> **Exercise task A**
In the post about finding a church, what is the writer actually searching for?
> **Exercise task B**
Please copy the stretch of the post about finding a church from "I’ve had several" through "to nebulous uncertainty.".

Finding “The One”

The past several months, I have been searching for “The One”. It’s been a surprisingly difficult search. I was sure I knew who it was when I started, but certainty eludes me now. I have many moments where I think that it should be easier, the “right” answer more obvious. If only it were that simple. Of course, I’m talking about finding a new church community.

I’ve had several conversations with people lately about the difficulty of finding a new church home after a move, a falling out, or even just a transition that makes change necessary. In fact, I’m surprised how often people just give up. Well, I was surprised before I started this journey. It’s especially difficult when you go from having deep connections and a clear sense of where you fit to nebulous uncertainty.

As an encouragement to others who may be in the same boat, I’m going to share the principles that are guiding my family’s search. Perhaps they will help you, too, if you’re in a season of searching or encourage you to restart the search if you’ve given up on finding a church home.

> **Dataset excerpt**
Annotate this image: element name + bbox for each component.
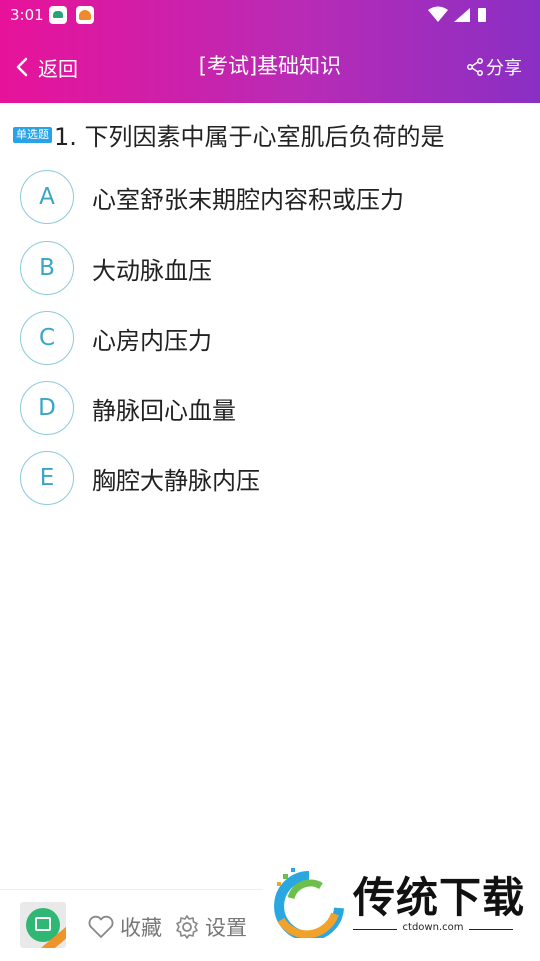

> **Task output A**
A new church community.

> **Task output B**
I’ve had several conversations with people lately about the difficulty of finding a new church home after a move, a falling out, or even just a transition that makes change necessary. In fact, I’m surprised how often people just give up. Well, I was surprised before I started this journey. It’s especially difficult when you go from having deep connections and a clear sense of where you fit to nebulous uncertainty.